#### Reading text:
## Begin
A Sharded Cluster with 2 replset shards (shard A and shard B), 2 mongos (a and b).
1、in mongos a
mongos> sh.enableSharding("test")
{ "ok" : 1 }
mongos> sh.shardCollection("test.table1",{_id:"hashed"})
{ "collectionsharded" : "test.table1", "ok" : 1 }

2、in mongos b
mongos> db.adminCommand({getShardVersion:"test.table1"})
{ "version" : Timestamp(2, 5), "versionEpoch" : ObjectId("5d4a40b60a833e0eef3082f5"), "ok" : 1 }

3、in mongos a
sh.shardCollection("test.table2",{_id:"hashed"})
4、in mongos b
mongos> db.adminCommand({getShardVersion:"test.table2"})
{ "code" : 118, "ok" : 0, "errmsg" : "Collection test.table2 is not sharded." }

5、stepdown the primary shard of 'test' databse，and check the new priamry shardingState.
## End
#### Written exercise:
Using the MongoDB cluster steps above, answer:
1. How many replica set shards and how many mongos routers does the cluster have?
2. Which collection is sharded first, and on what key?
3. What error code and message does mongos b return when asked for the shard version of test.table2?

#### Provided information:
## Begin
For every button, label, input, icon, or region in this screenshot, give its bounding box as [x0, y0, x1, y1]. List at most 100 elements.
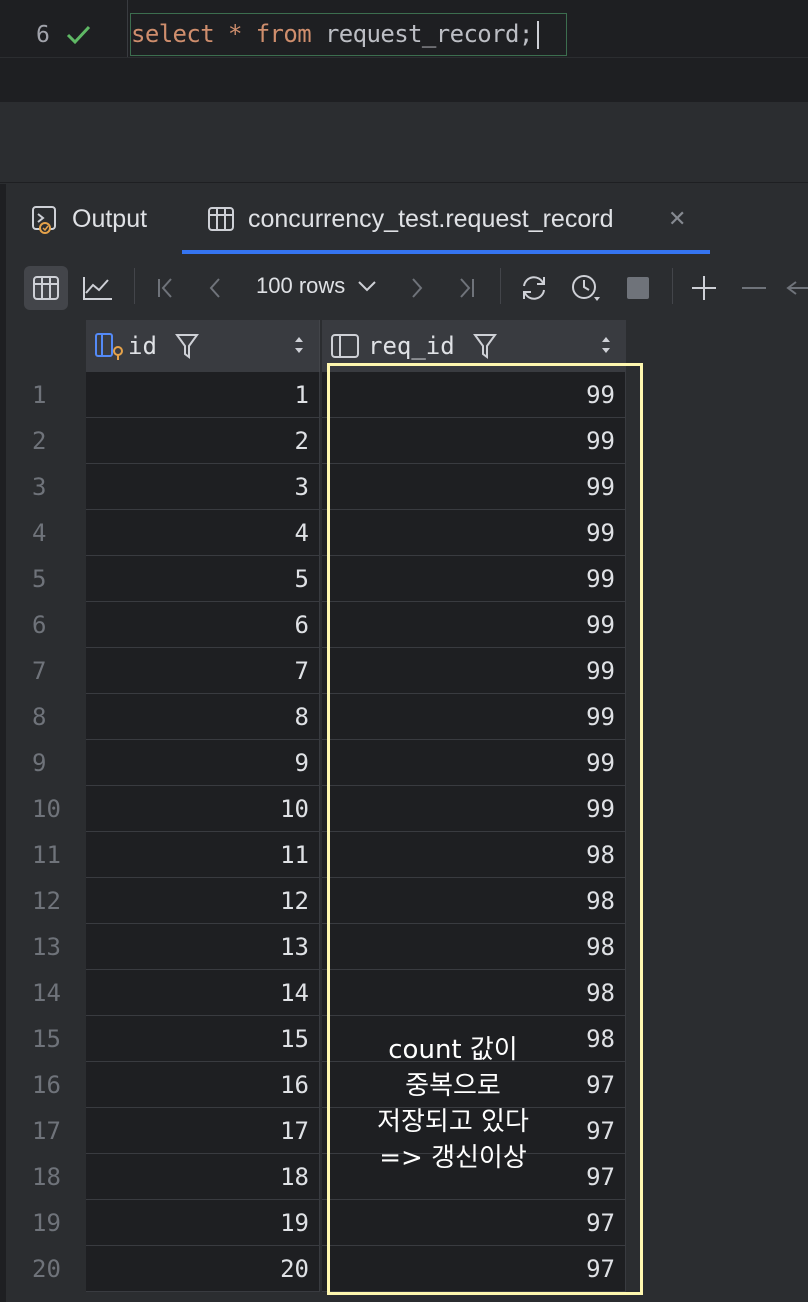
panel-separator	[0, 182, 808, 183]
sort-icon[interactable]	[293, 334, 305, 356]
table-view-icon	[33, 276, 59, 300]
cell-id[interactable]: 14	[86, 970, 320, 1016]
keyword-from: from	[255, 20, 312, 48]
row-number: 6	[32, 611, 47, 639]
chevron-right-icon	[412, 278, 423, 298]
row-number: 4	[32, 519, 47, 547]
chevron-down-icon	[358, 281, 376, 292]
cell-id[interactable]: 10	[86, 786, 320, 832]
page-size-label: 100 rows	[256, 273, 346, 298]
cell-id[interactable]: 20	[86, 1246, 320, 1292]
annotation-line: 저장되고 있다	[377, 1107, 529, 1137]
tab-output[interactable]: Output	[30, 184, 147, 254]
filter-icon[interactable]	[174, 333, 199, 359]
cell-id[interactable]: 5	[86, 556, 320, 602]
cell-id[interactable]: 18	[86, 1154, 320, 1200]
toolbar-separator	[500, 268, 501, 304]
row-number: 3	[32, 473, 47, 501]
keyword-select: select	[131, 20, 215, 48]
stop-icon	[627, 277, 649, 299]
cell-id[interactable]: 13	[86, 924, 320, 970]
cell-id[interactable]: 9	[86, 740, 320, 786]
annotation-line: count 값이	[388, 1035, 518, 1065]
cell-id[interactable]: 7	[86, 648, 320, 694]
gutter-separator	[127, 0, 128, 57]
row-number: 18	[32, 1163, 61, 1191]
editor-panel-gap	[0, 102, 808, 184]
cell-id[interactable]: 19	[86, 1200, 320, 1246]
close-icon[interactable]: ✕	[668, 206, 686, 232]
text-caret	[536, 21, 539, 49]
chart-view-button[interactable]	[76, 266, 120, 310]
row-number: 7	[32, 657, 47, 685]
table-icon	[208, 207, 234, 231]
revert-button[interactable]	[780, 266, 808, 310]
cell-id[interactable]: 17	[86, 1108, 320, 1154]
cell-id[interactable]: 11	[86, 832, 320, 878]
cell-id[interactable]: 2	[86, 418, 320, 464]
check-icon	[66, 25, 91, 45]
cell-id[interactable]: 4	[86, 510, 320, 556]
clock-icon	[572, 275, 600, 301]
result-toolbar: 100 rows	[6, 256, 808, 318]
wildcard: *	[227, 20, 242, 48]
table-view-button[interactable]	[24, 266, 68, 310]
last-page-button[interactable]	[444, 266, 488, 310]
line-number: 6	[36, 22, 50, 48]
cell-id[interactable]: 12	[86, 878, 320, 924]
stop-button[interactable]	[616, 266, 660, 310]
chevron-left-icon	[209, 278, 220, 298]
cell-id[interactable]: 3	[86, 464, 320, 510]
chart-icon	[83, 277, 112, 300]
row-number: 20	[32, 1255, 61, 1283]
toolbar-separator	[134, 268, 135, 304]
active-tab-indicator	[182, 250, 710, 254]
sort-icon[interactable]	[600, 334, 612, 356]
row-number: 11	[32, 841, 61, 869]
filter-icon[interactable]	[472, 333, 497, 359]
annotation-line: => 갱신이상	[379, 1143, 527, 1173]
previous-page-button[interactable]	[194, 266, 238, 310]
row-number: 13	[32, 933, 61, 961]
add-row-button[interactable]	[682, 266, 726, 310]
history-button[interactable]	[564, 266, 608, 310]
first-page-button[interactable]	[144, 266, 188, 310]
toolbar-separator	[672, 268, 673, 304]
last-page-icon	[460, 278, 474, 298]
row-number: 1	[32, 381, 47, 409]
row-number: 5	[32, 565, 47, 593]
annotation-note: count 값이 중복으로 저장되고 있다 => 갱신이상	[340, 1032, 566, 1176]
row-number: 14	[32, 979, 61, 1007]
cell-id[interactable]: 1	[86, 372, 320, 418]
semicolon: ;	[518, 20, 533, 48]
row-number: 16	[32, 1071, 61, 1099]
cell-id[interactable]: 16	[86, 1062, 320, 1108]
cell-id[interactable]: 6	[86, 602, 320, 648]
column-name-id: id	[128, 332, 157, 360]
first-page-icon	[158, 278, 172, 298]
row-number: 9	[32, 749, 47, 777]
next-page-button[interactable]	[394, 266, 438, 310]
sql-statement[interactable]: select * from request_record;	[131, 20, 539, 49]
delete-row-button[interactable]	[732, 266, 776, 310]
sql-editor[interactable]: 6 select * from request_record;	[0, 0, 808, 102]
row-number: 19	[32, 1209, 61, 1237]
row-number: 10	[32, 795, 61, 823]
row-number: 17	[32, 1117, 61, 1145]
refresh-icon	[523, 276, 545, 300]
revert-icon	[786, 281, 808, 295]
cell-id[interactable]: 15	[86, 1016, 320, 1062]
page-size-select[interactable]: 100 rows	[256, 273, 377, 299]
tab-output-label: Output	[72, 204, 148, 233]
refresh-button[interactable]	[512, 266, 556, 310]
column-header-id[interactable]: id	[86, 320, 320, 372]
plus-icon	[692, 276, 716, 300]
primary-key-column-icon	[95, 333, 123, 360]
row-number-header	[6, 320, 86, 372]
tab-request-record-label: concurrency_test.request_record	[248, 204, 614, 233]
minus-icon	[742, 287, 766, 289]
tab-request-record[interactable]: concurrency_test.request_record	[206, 184, 613, 254]
cell-id[interactable]: 8	[86, 694, 320, 740]
row-number: 15	[32, 1025, 61, 1053]
editor-divider	[0, 57, 808, 58]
## End
#### Exercise response:
1. Two replica set shards (A and B) and two mongos routers (a and b).
2. test.table1, sharded on a hashed _id key.
3. Code 118, with the message "Collection test.table2 is not sharded."